Leaving the pictures aside, transcribe every line below exactly.

___ Task material

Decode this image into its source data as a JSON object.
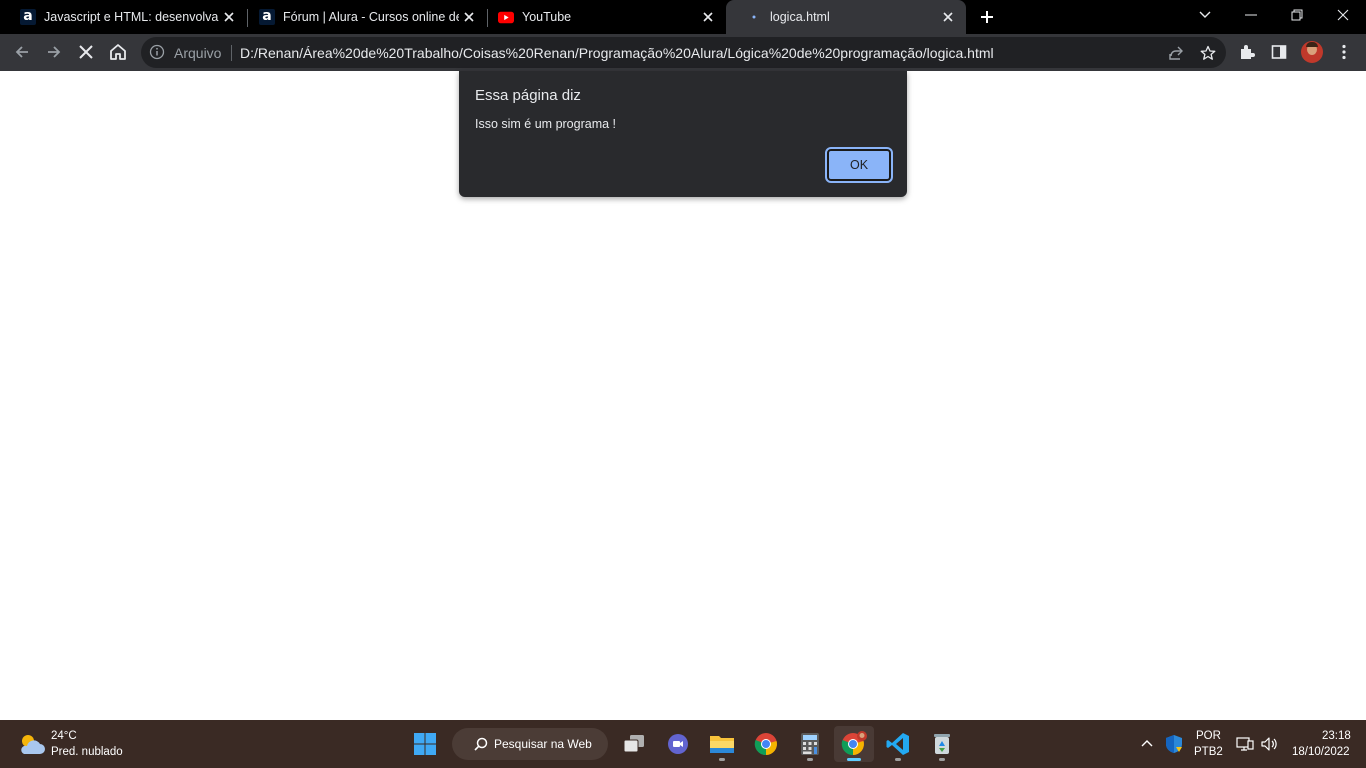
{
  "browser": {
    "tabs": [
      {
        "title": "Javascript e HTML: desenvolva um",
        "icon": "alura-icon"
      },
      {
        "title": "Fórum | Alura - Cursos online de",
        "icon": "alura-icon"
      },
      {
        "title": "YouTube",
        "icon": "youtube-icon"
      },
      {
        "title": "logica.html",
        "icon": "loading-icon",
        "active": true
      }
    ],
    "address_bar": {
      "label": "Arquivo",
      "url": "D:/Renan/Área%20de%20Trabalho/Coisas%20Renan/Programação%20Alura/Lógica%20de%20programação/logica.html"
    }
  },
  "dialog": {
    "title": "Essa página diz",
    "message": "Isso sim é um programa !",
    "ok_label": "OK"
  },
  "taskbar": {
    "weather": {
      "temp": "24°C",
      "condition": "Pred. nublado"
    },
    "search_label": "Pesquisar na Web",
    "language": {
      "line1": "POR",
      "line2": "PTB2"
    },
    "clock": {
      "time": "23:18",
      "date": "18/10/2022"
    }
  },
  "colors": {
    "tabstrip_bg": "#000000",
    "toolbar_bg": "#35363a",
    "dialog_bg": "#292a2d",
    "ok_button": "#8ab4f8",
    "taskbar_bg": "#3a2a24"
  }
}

______

--- Answer for the task ---
Decode this image into its source data as a JSON object.
{
  "browser": {
    "tabs": [
      {
        "title": "Javascript e HTML: desenvolva um",
        "icon": "alura-icon"
      },
      {
        "title": "Fórum | Alura - Cursos online de",
        "icon": "alura-icon"
      },
      {
        "title": "YouTube",
        "icon": "youtube-icon"
      },
      {
        "title": "logica.html",
        "icon": "loading-icon",
        "active": true
      }
    ],
    "address_bar": {
      "label": "Arquivo",
      "url": "D:/Renan/Área%20de%20Trabalho/Coisas%20Renan/Programação%20Alura/Lógica%20de%20programação/logica.html"
    }
  },
  "dialog": {
    "title": "Essa página diz",
    "message": "Isso sim é um programa !",
    "ok_label": "OK"
  },
  "taskbar": {
    "weather": {
      "temp": "24°C",
      "condition": "Pred. nublado"
    },
    "search_label": "Pesquisar na Web",
    "language": {
      "line1": "POR",
      "line2": "PTB2"
    },
    "clock": {
      "time": "23:18",
      "date": "18/10/2022"
    }
  },
  "colors": {
    "tabstrip_bg": "#000000",
    "toolbar_bg": "#35363a",
    "dialog_bg": "#292a2d",
    "ok_button": "#8ab4f8",
    "taskbar_bg": "#3a2a24"
  }
}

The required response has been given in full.